> _Task prompt_
Only the number is wanted: how many lines of these entries contain the word "fiori"?

=== Provided information ===

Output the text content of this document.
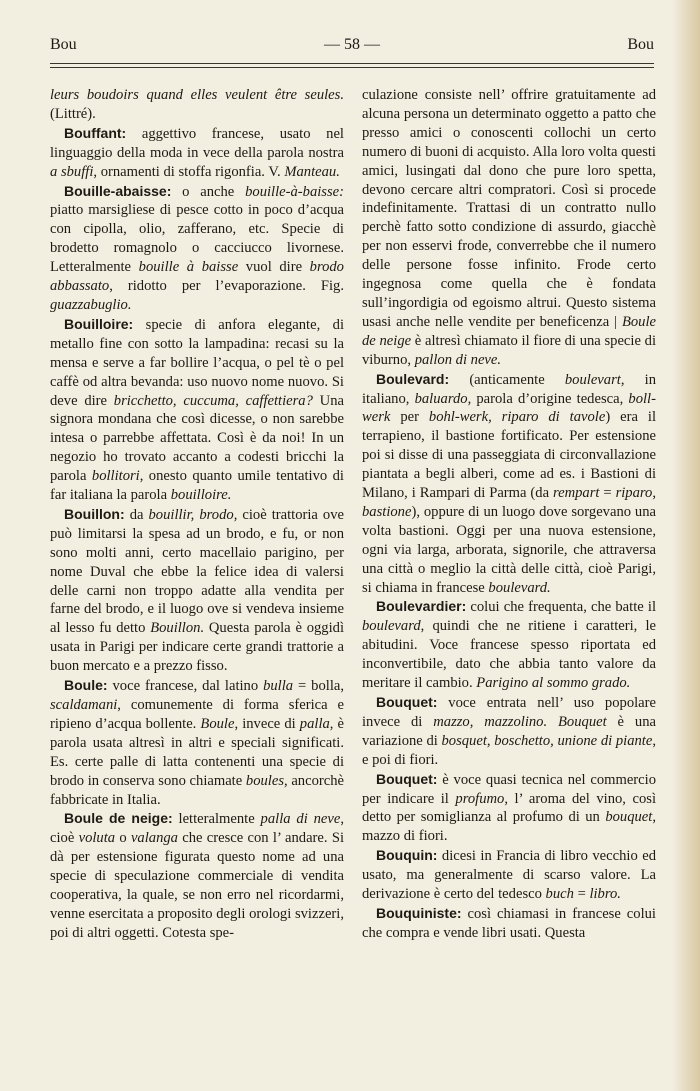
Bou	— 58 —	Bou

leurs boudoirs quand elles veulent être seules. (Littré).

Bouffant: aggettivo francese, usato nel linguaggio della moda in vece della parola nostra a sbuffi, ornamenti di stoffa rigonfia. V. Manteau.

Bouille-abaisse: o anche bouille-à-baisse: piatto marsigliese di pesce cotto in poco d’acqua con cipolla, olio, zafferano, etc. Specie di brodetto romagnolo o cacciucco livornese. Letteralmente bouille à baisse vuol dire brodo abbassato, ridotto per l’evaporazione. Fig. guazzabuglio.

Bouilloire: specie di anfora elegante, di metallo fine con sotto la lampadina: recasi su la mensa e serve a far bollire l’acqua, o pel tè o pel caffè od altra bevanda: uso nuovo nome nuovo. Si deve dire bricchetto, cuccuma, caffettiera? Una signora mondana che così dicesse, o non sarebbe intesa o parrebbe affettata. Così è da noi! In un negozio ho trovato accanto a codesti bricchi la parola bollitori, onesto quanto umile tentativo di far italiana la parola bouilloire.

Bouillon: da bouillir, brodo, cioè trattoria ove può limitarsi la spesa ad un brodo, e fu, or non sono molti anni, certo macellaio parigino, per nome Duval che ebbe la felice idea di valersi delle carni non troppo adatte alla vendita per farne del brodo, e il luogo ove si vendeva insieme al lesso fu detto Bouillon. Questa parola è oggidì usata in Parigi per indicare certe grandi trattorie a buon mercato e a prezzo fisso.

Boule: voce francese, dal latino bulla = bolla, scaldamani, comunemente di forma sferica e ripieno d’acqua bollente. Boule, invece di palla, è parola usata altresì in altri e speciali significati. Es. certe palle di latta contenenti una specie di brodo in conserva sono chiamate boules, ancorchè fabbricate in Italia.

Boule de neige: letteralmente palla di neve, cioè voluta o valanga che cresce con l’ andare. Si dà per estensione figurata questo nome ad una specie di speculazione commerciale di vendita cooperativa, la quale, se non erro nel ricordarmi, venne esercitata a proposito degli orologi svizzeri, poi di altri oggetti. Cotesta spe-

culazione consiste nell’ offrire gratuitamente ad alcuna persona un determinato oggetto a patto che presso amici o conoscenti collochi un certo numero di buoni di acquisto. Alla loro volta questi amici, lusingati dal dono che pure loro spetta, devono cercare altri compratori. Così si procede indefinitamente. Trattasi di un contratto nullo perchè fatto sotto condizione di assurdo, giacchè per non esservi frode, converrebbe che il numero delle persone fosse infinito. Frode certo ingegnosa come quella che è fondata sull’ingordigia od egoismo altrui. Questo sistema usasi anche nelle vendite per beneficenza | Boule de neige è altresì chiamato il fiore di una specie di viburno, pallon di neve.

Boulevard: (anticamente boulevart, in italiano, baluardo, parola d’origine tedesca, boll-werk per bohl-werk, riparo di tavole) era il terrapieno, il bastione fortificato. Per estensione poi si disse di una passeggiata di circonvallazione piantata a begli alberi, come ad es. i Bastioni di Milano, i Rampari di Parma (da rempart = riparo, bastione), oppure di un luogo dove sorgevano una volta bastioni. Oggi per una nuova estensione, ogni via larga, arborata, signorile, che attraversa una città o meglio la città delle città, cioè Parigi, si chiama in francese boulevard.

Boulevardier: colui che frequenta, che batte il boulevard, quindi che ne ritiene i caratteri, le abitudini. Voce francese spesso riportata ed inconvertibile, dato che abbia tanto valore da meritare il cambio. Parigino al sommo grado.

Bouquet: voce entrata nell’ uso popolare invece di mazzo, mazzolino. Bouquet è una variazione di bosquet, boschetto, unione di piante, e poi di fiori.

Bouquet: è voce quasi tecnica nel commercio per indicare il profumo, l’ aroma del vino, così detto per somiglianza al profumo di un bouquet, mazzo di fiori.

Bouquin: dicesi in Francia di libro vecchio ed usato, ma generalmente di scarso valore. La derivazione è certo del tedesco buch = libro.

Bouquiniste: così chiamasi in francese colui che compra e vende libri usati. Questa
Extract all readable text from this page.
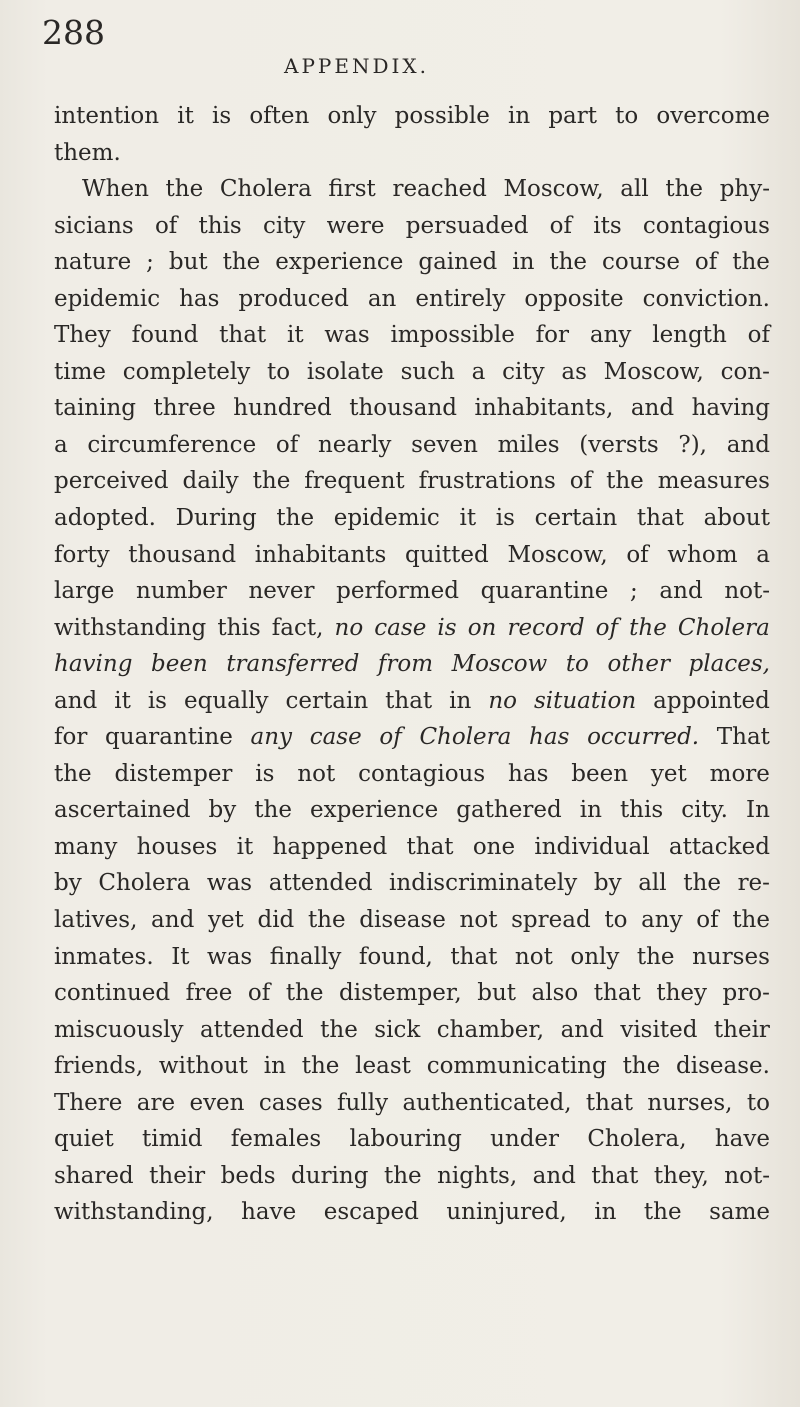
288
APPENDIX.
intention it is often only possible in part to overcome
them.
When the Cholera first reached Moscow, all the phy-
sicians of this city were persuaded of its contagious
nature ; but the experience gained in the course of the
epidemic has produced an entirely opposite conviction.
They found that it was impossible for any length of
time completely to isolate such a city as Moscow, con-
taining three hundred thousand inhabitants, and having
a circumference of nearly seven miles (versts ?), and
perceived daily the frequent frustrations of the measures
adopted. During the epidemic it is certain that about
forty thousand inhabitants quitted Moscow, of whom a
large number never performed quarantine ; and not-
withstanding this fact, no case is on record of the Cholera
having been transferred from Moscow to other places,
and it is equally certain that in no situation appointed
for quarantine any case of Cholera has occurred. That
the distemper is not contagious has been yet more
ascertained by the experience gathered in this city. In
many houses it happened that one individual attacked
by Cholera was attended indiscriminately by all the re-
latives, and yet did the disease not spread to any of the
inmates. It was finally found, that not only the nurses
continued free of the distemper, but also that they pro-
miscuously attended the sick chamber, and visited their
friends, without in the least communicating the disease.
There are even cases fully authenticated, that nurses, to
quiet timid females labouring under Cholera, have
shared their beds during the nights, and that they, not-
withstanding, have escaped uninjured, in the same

===
=== Provided information ===

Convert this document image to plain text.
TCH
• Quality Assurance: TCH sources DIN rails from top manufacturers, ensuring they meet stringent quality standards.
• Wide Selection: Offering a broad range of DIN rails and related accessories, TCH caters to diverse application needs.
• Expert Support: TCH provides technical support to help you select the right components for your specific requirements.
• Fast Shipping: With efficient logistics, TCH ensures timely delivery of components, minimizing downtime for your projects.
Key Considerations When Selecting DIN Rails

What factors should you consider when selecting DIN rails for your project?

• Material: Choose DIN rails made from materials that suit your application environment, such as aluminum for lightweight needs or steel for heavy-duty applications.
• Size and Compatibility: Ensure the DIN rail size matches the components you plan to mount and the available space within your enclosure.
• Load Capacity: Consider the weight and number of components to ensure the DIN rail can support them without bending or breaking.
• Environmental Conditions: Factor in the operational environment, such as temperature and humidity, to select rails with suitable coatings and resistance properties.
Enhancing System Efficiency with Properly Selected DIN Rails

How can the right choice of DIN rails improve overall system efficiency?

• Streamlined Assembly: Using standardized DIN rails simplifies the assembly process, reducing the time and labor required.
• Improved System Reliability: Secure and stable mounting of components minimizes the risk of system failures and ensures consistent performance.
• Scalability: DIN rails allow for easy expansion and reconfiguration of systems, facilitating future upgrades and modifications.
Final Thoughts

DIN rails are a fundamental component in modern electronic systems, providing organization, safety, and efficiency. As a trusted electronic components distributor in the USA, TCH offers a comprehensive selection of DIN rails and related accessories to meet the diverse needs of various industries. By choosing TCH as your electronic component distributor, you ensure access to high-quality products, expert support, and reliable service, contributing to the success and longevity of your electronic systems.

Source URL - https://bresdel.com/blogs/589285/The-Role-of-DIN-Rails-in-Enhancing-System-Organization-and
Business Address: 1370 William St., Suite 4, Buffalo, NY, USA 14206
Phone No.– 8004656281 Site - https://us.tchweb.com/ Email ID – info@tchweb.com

===
=== Provided information ===

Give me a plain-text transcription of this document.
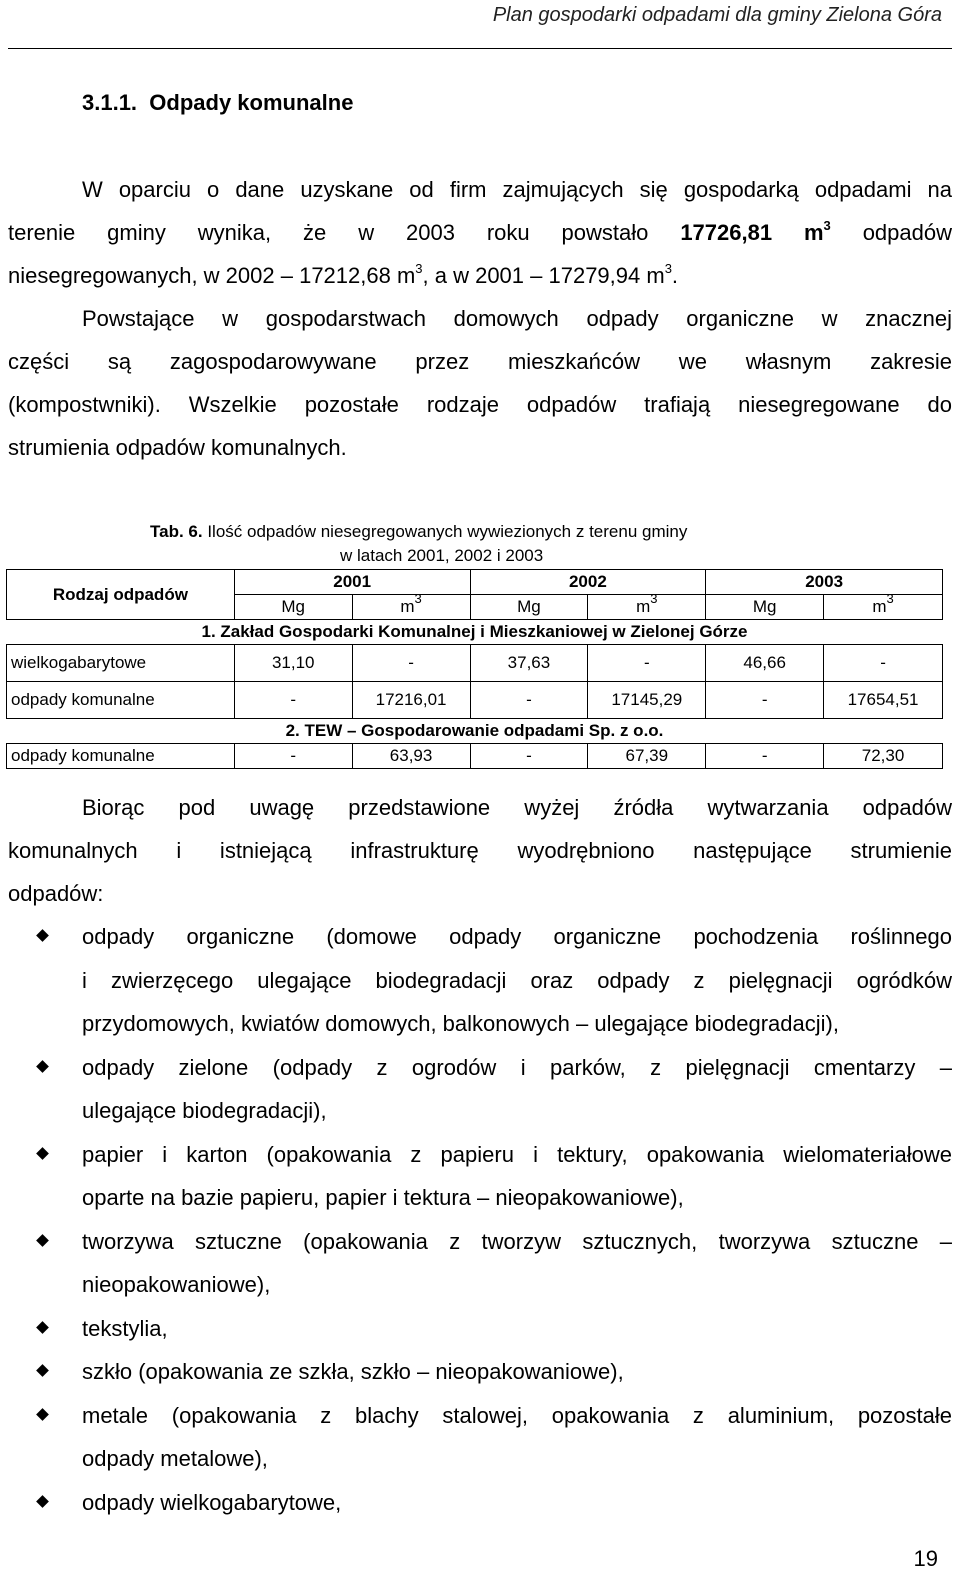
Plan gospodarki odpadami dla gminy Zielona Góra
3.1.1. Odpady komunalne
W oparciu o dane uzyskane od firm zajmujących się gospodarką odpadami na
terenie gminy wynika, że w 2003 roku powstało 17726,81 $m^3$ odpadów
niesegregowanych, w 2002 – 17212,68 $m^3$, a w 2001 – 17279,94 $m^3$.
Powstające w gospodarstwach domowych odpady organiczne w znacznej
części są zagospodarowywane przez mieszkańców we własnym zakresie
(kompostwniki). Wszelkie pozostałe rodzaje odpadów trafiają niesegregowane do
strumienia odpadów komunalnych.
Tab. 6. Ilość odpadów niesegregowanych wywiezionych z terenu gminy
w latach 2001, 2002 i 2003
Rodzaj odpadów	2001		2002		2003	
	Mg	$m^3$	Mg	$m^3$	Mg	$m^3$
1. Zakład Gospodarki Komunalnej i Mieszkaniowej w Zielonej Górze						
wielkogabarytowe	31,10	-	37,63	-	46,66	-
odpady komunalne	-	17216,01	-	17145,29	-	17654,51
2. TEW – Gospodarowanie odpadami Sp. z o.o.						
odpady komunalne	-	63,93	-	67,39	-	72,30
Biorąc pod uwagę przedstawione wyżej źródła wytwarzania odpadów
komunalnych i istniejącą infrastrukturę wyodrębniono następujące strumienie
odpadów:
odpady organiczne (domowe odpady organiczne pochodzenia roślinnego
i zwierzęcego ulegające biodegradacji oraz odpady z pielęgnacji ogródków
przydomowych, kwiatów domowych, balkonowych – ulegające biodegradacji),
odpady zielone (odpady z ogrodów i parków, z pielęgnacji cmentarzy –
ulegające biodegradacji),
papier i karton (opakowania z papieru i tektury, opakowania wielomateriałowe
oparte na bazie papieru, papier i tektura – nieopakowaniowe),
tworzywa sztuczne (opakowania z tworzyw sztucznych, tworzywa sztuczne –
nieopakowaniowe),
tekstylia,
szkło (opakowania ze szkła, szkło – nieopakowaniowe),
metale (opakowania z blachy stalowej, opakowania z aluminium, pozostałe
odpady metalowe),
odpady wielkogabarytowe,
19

===

> _Answer to the problem_
2